*Work to be completed:*
If a line of the data below holds the word "treatment", list it.
━━━━━ Supplied entries ━━━━━
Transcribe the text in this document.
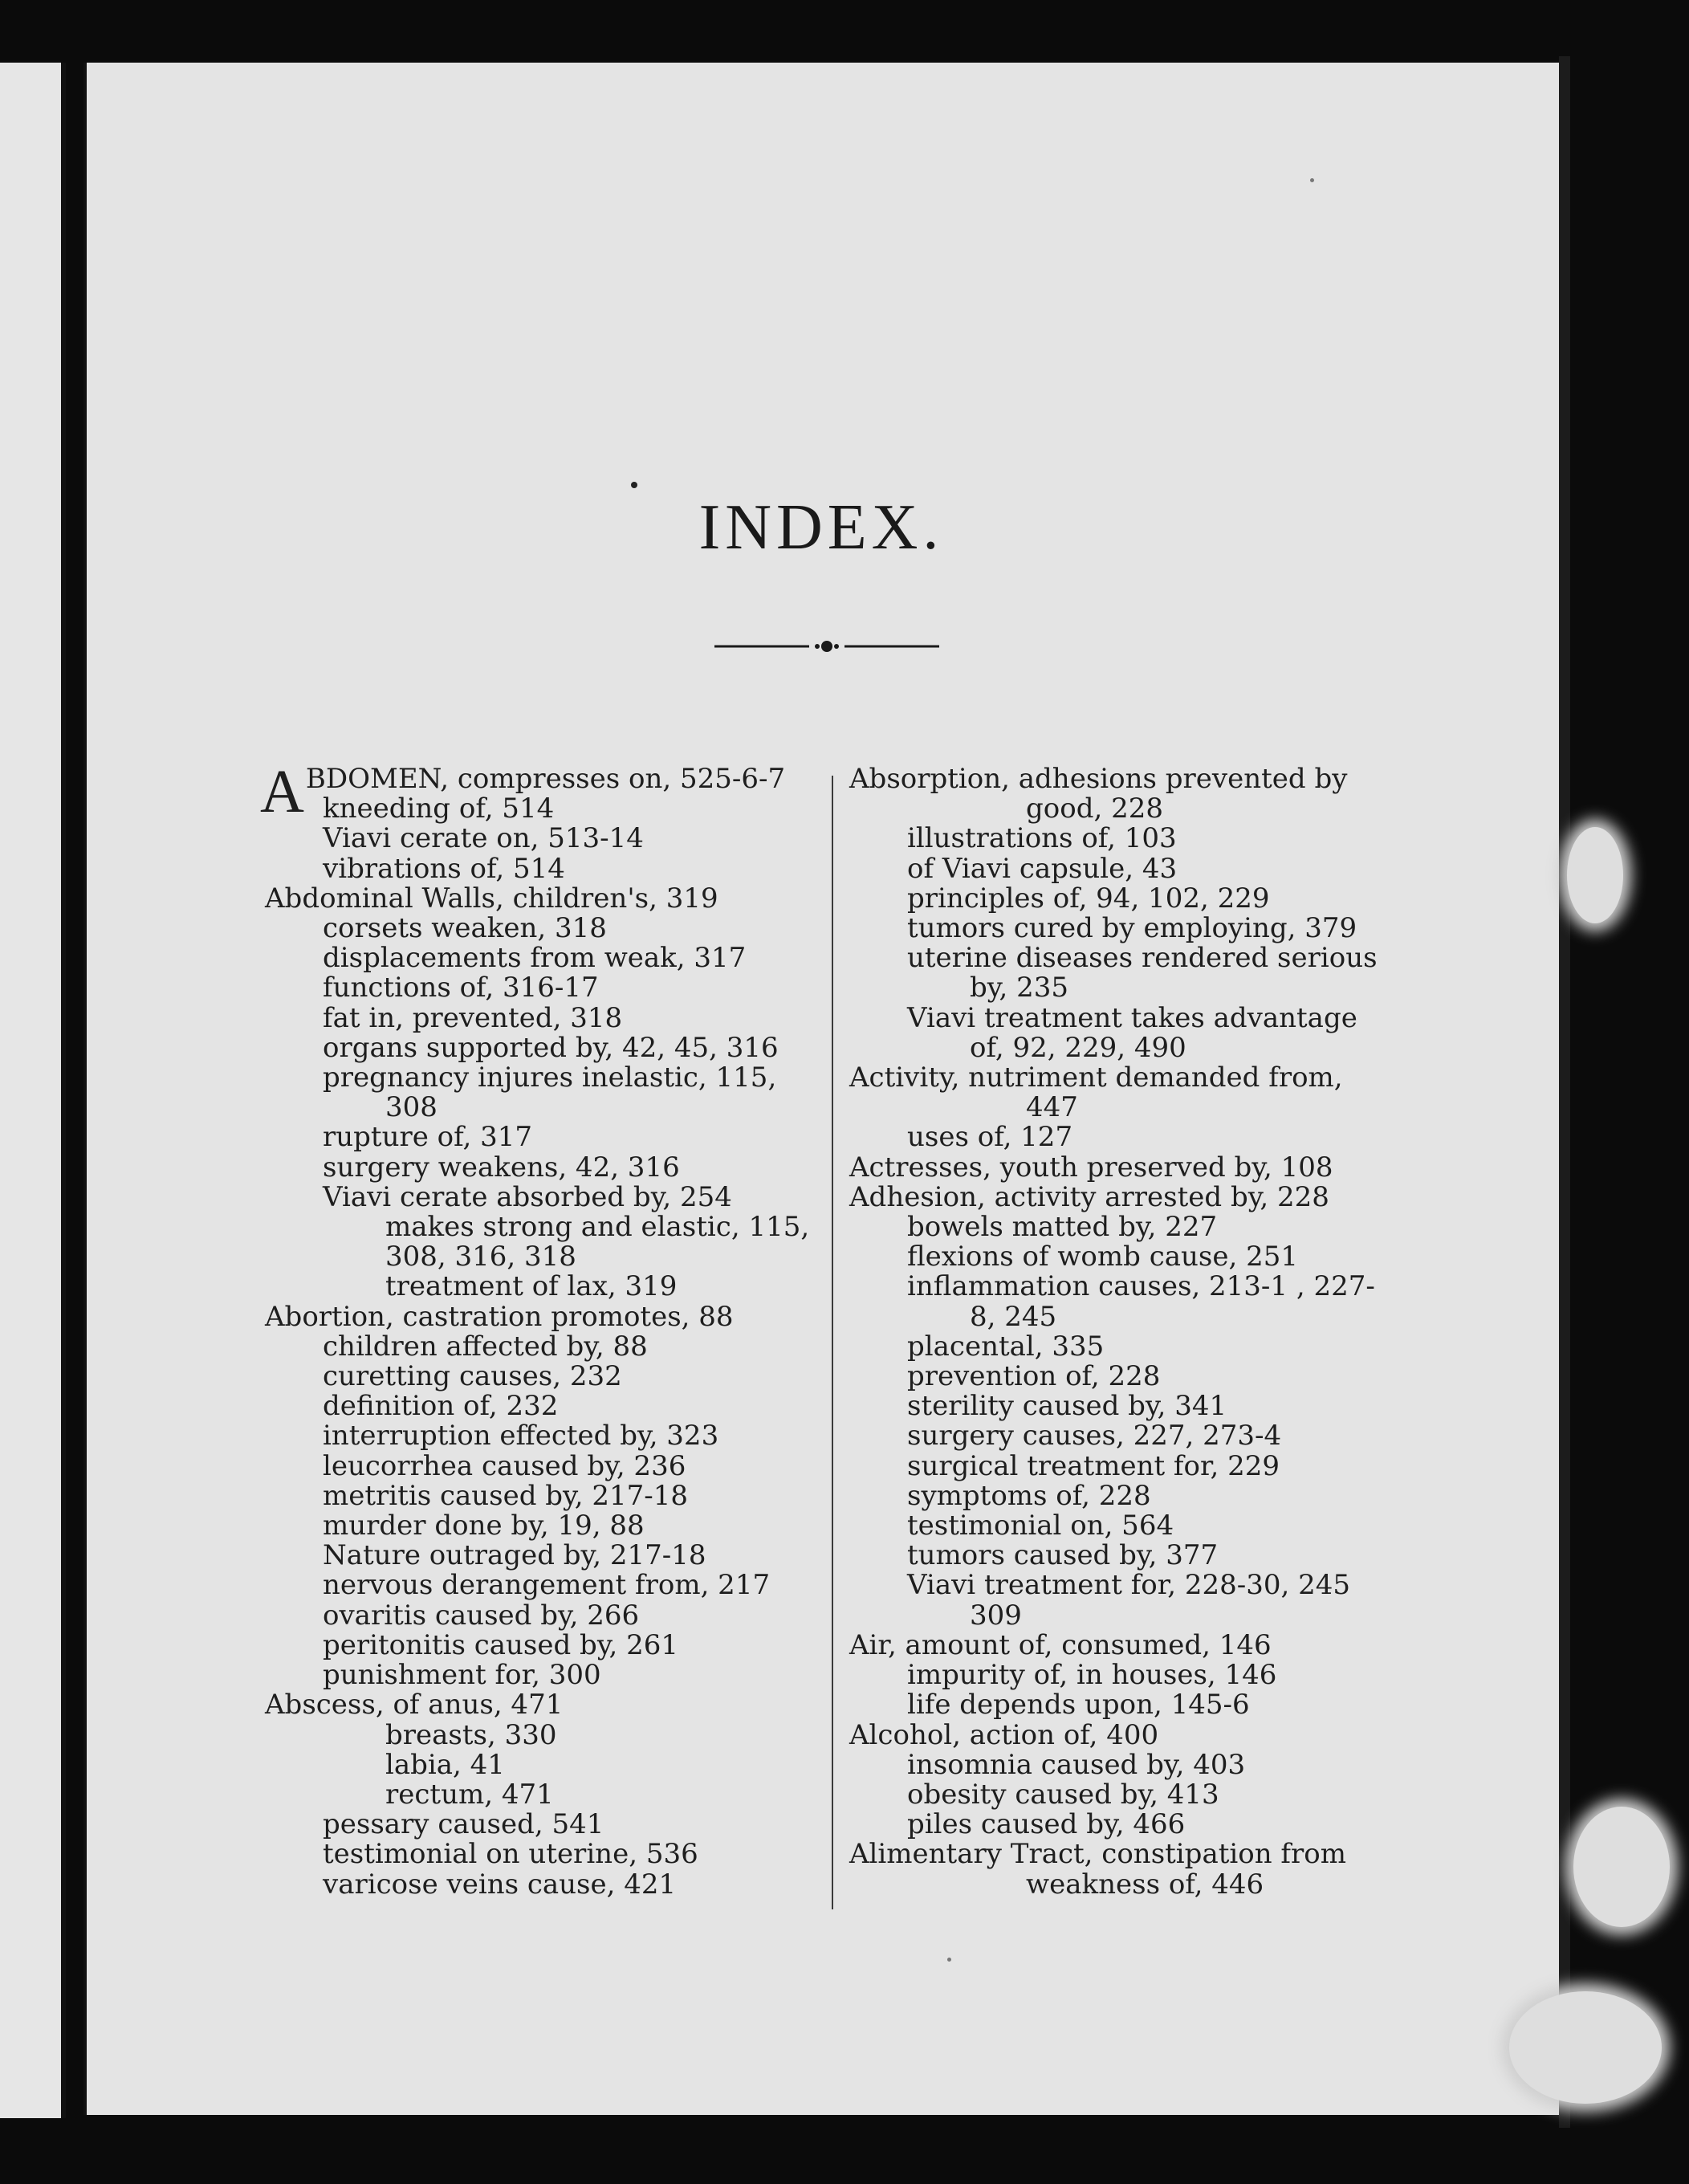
INDEX.
ABDOMEN, compresses on, 525-6-7
kneeding of, 514
Viavi cerate on, 513-14
vibrations of, 514
Abdominal Walls, children's, 319
corsets weaken, 318
displacements from weak, 317
functions of, 316-17
fat in, prevented, 318
organs supported by, 42, 45, 316
pregnancy injures inelastic, 115,
308
rupture of, 317
surgery weakens, 42, 316
Viavi cerate absorbed by, 254
makes strong and elastic, 115,
308, 316, 318
treatment of lax, 319
Abortion, castration promotes, 88
children affected by, 88
curetting causes, 232
definition of, 232
interruption effected by, 323
leucorrhea caused by, 236
metritis caused by, 217-18
murder done by, 19, 88
Nature outraged by, 217-18
nervous derangement from, 217
ovaritis caused by, 266
peritonitis caused by, 261
punishment for, 300
Abscess, of anus, 471
breasts, 330
labia, 41
rectum, 471
pessary caused, 541
testimonial on uterine, 536
varicose veins cause, 421
Absorption, adhesions prevented by
good, 228
illustrations of, 103
of Viavi capsule, 43
principles of, 94, 102, 229
tumors cured by employing, 379
uterine diseases rendered serious
by, 235
Viavi treatment takes advantage
of, 92, 229, 490
Activity, nutriment demanded from,
447
uses of, 127
Actresses, youth preserved by, 108
Adhesion, activity arrested by, 228
bowels matted by, 227
flexions of womb cause, 251
inflammation causes, 213-1 , 227-
8, 245
placental, 335
prevention of, 228
sterility caused by, 341
surgery causes, 227, 273-4
surgical treatment for, 229
symptoms of, 228
testimonial on, 564
tumors caused by, 377
Viavi treatment for, 228-30, 245
309
Air, amount of, consumed, 146
impurity of, in houses, 146
life depends upon, 145-6
Alcohol, action of, 400
insomnia caused by, 403
obesity caused by, 413
piles caused by, 466
Alimentary Tract, constipation from
weakness of, 446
━━━━━
*Solution for this problem:*
treatment of lax, 319
Viavi treatment takes advantage
surgical treatment for, 229
Viavi treatment for, 228-30, 245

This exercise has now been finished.